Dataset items

....

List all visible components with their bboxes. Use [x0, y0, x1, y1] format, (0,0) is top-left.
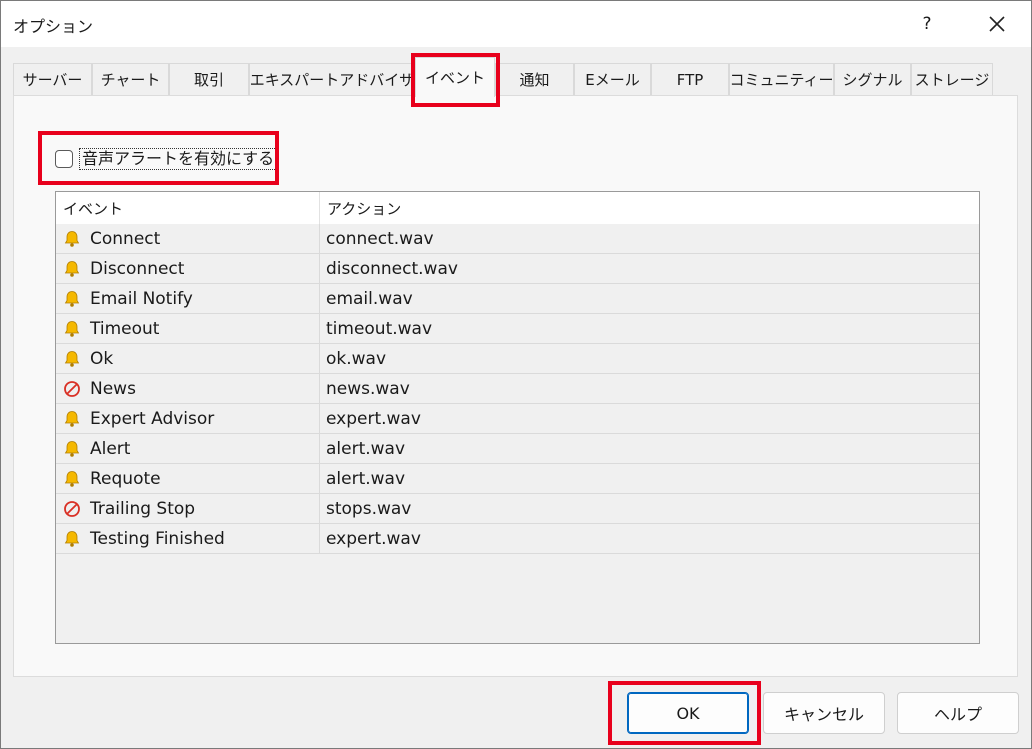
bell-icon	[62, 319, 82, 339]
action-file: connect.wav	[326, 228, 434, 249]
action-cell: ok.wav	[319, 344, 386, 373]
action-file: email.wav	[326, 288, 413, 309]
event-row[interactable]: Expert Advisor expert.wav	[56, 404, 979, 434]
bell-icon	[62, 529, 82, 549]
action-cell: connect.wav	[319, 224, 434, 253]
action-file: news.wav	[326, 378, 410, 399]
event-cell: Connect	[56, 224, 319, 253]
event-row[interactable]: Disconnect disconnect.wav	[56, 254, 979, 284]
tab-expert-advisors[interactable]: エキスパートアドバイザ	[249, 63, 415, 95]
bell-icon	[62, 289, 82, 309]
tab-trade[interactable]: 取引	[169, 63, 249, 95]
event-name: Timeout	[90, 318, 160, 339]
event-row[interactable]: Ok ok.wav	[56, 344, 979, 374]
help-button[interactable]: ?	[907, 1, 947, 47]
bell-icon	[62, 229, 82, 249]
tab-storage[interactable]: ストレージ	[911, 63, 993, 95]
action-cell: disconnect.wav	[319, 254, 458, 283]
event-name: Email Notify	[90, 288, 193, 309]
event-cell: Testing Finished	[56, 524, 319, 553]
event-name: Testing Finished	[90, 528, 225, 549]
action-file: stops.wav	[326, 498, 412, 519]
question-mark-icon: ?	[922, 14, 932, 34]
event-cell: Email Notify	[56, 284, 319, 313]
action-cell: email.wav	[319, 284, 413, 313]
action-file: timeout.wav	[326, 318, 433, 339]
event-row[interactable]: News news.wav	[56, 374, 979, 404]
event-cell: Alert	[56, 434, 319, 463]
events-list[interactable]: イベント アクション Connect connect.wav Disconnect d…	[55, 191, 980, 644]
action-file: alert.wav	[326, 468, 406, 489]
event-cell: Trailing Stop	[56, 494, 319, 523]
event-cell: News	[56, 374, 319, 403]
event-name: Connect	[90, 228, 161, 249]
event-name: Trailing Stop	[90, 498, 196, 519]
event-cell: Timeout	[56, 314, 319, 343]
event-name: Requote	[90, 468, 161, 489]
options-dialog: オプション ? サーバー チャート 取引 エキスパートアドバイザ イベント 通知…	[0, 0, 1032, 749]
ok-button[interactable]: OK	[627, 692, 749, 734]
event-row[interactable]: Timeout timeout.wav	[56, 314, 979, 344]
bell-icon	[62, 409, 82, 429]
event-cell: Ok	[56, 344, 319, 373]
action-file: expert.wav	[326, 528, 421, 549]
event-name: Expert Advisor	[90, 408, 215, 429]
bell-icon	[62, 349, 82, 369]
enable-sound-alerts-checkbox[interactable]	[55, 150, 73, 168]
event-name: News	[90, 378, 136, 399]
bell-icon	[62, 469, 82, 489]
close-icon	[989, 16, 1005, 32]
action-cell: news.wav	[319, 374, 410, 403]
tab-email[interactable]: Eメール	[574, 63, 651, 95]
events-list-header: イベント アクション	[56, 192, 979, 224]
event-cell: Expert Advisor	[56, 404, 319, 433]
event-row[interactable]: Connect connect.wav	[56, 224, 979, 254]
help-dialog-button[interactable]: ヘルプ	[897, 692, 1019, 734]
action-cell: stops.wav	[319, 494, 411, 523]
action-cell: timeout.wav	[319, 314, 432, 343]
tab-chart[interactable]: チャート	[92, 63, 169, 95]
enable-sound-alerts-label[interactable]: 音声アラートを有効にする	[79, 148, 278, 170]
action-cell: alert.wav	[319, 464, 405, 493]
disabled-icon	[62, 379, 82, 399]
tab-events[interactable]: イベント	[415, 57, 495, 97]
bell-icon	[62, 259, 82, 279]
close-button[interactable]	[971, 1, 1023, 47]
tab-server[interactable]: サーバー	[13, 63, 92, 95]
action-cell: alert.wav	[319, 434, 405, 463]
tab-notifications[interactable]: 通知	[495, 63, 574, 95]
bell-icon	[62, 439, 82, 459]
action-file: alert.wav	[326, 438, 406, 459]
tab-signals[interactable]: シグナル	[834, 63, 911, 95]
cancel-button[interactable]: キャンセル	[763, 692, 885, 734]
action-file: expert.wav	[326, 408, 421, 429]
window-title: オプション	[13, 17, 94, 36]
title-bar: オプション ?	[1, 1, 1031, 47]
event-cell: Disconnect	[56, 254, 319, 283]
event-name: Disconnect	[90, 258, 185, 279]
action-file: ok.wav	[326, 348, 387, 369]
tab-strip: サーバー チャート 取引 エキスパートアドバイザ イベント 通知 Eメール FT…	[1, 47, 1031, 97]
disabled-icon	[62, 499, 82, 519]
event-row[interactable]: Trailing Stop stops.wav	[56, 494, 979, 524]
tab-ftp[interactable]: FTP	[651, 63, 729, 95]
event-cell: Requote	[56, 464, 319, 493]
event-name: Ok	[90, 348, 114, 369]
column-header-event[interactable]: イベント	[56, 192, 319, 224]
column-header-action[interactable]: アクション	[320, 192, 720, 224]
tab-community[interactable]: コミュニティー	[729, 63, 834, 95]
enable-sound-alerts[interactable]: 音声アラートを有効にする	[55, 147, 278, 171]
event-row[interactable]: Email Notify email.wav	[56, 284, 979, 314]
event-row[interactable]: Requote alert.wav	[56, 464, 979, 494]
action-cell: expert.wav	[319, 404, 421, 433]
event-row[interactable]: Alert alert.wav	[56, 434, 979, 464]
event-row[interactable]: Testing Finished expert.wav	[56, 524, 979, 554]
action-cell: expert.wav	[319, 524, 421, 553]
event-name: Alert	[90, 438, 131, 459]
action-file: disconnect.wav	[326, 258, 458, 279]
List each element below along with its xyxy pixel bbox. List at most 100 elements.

....

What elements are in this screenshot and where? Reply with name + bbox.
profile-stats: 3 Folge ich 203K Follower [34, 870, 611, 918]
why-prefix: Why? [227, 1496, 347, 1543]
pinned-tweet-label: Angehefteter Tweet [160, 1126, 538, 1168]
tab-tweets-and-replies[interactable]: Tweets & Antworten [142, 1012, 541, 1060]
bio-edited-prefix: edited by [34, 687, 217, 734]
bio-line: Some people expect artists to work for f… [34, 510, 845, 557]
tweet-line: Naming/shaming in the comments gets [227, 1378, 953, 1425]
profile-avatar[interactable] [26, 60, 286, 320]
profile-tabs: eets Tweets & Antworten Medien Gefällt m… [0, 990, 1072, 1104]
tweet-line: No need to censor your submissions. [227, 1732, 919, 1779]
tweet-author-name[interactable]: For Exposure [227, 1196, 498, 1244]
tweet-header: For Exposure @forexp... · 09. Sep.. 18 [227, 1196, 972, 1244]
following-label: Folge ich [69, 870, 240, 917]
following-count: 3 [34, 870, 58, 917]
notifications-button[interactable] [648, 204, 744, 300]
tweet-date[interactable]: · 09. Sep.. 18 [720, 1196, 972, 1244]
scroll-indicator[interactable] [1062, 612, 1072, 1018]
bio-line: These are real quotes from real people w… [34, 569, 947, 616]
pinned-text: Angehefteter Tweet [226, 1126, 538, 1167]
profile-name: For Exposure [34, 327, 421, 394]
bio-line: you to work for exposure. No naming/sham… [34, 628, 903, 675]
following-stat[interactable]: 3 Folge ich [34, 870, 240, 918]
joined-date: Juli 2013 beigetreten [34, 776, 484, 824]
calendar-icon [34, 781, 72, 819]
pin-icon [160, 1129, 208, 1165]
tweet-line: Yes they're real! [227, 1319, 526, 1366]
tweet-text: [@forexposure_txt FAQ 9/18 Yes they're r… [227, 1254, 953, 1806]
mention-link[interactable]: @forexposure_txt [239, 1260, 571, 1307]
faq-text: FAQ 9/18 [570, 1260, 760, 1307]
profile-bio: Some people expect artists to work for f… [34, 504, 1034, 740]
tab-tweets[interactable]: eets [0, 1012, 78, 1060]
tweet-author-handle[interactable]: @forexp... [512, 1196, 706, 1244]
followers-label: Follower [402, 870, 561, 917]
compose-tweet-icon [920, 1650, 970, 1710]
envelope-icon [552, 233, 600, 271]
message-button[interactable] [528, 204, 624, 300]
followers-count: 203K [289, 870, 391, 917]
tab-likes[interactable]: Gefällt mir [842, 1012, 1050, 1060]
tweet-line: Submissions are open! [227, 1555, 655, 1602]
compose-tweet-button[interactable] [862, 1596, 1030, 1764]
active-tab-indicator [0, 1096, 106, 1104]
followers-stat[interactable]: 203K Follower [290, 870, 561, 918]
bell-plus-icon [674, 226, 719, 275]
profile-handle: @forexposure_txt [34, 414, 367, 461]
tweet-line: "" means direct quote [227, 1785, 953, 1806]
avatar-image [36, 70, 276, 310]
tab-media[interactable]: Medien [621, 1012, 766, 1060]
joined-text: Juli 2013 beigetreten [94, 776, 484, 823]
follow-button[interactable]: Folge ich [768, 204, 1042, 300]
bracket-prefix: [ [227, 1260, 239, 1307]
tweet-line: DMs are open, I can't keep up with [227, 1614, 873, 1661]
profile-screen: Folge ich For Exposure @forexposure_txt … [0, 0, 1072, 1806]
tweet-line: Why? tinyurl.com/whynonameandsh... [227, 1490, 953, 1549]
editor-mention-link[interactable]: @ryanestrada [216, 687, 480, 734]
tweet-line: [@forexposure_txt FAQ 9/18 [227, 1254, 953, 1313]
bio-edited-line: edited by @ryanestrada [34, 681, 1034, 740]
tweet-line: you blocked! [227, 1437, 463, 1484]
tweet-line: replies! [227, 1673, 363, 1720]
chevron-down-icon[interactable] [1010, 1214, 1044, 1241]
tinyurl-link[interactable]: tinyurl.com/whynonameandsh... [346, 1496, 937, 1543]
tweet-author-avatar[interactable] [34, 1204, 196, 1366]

....

#### The problem
Echo the part of the lines above that opens with the line containing "319, 82, 339]" and closes with the line containing "254, 979, 284]", including both of those lines.

#### Solution
bell-icon	[62, 319, 82, 339]
action-file: connect.wav	[326, 228, 434, 249]
action-cell: ok.wav	[319, 344, 386, 373]
action-file: email.wav	[326, 288, 413, 309]
event-row[interactable]: Expert Advisor expert.wav	[56, 404, 979, 434]
bell-icon	[62, 529, 82, 549]
action-cell: connect.wav	[319, 224, 434, 253]
action-file: news.wav	[326, 378, 410, 399]
event-cell: Connect	[56, 224, 319, 253]
event-row[interactable]: Disconnect disconnect.wav	[56, 254, 979, 284]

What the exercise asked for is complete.